__The problem__
Copy every line of the records below that holds the word "группе".

__Extracted material__
↓

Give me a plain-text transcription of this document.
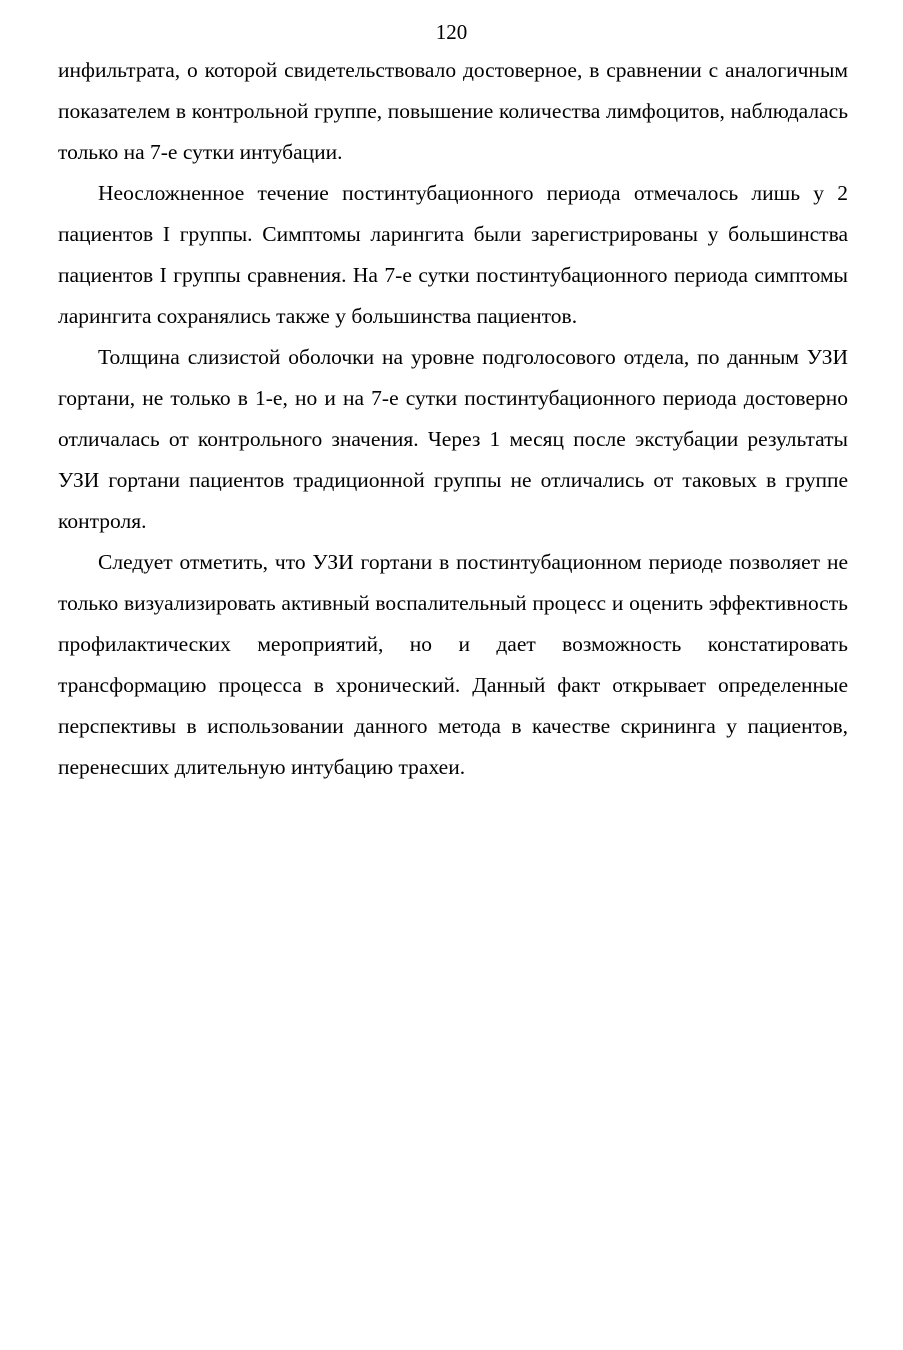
120

инфильтрата, о которой свидетельствовало достоверное, в сравнении с аналогичным показателем в контрольной группе, повышение количества лимфоцитов, наблюдалась только на 7-е сутки интубации.

Неосложненное течение постинтубационного периода отмечалось лишь у 2 пациентов I группы. Симптомы ларингита были зарегистрированы у большинства пациентов I группы сравнения. На 7-е сутки постинтубационного периода симптомы ларингита сохранялись также у большинства пациентов.

Толщина слизистой оболочки на уровне подголосового отдела, по данным УЗИ гортани, не только в 1-е, но и на 7-е сутки постинтубационного периода достоверно отличалась от контрольного значения. Через 1 месяц после экстубации результаты УЗИ гортани пациентов традиционной группы не отличались от таковых в группе контроля.

Следует отметить, что УЗИ гортани в постинтубационном периоде позволяет не только визуализировать активный воспалительный процесс и оценить эффективность профилактических мероприятий, но и дает возможность констатировать трансформацию процесса в хронический. Данный факт открывает определенные перспективы в использовании данного метода в качестве скрининга у пациентов, перенесших длительную интубацию трахеи.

↑

__Expected output__
инфильтрата, о которой свидетельствовало достоверное, в сравнении с аналогичным показателем в контрольной группе, повышение количества лимфоцитов, наблюдалась только на 7-е сутки интубации.
Толщина слизистой оболочки на уровне подголосового отдела, по данным УЗИ гортани, не только в 1-е, но и на 7-е сутки постинтубационного периода достоверно отличалась от контрольного значения. Через 1 месяц после экстубации результаты УЗИ гортани пациентов традиционной группы не отличались от таковых в группе контроля.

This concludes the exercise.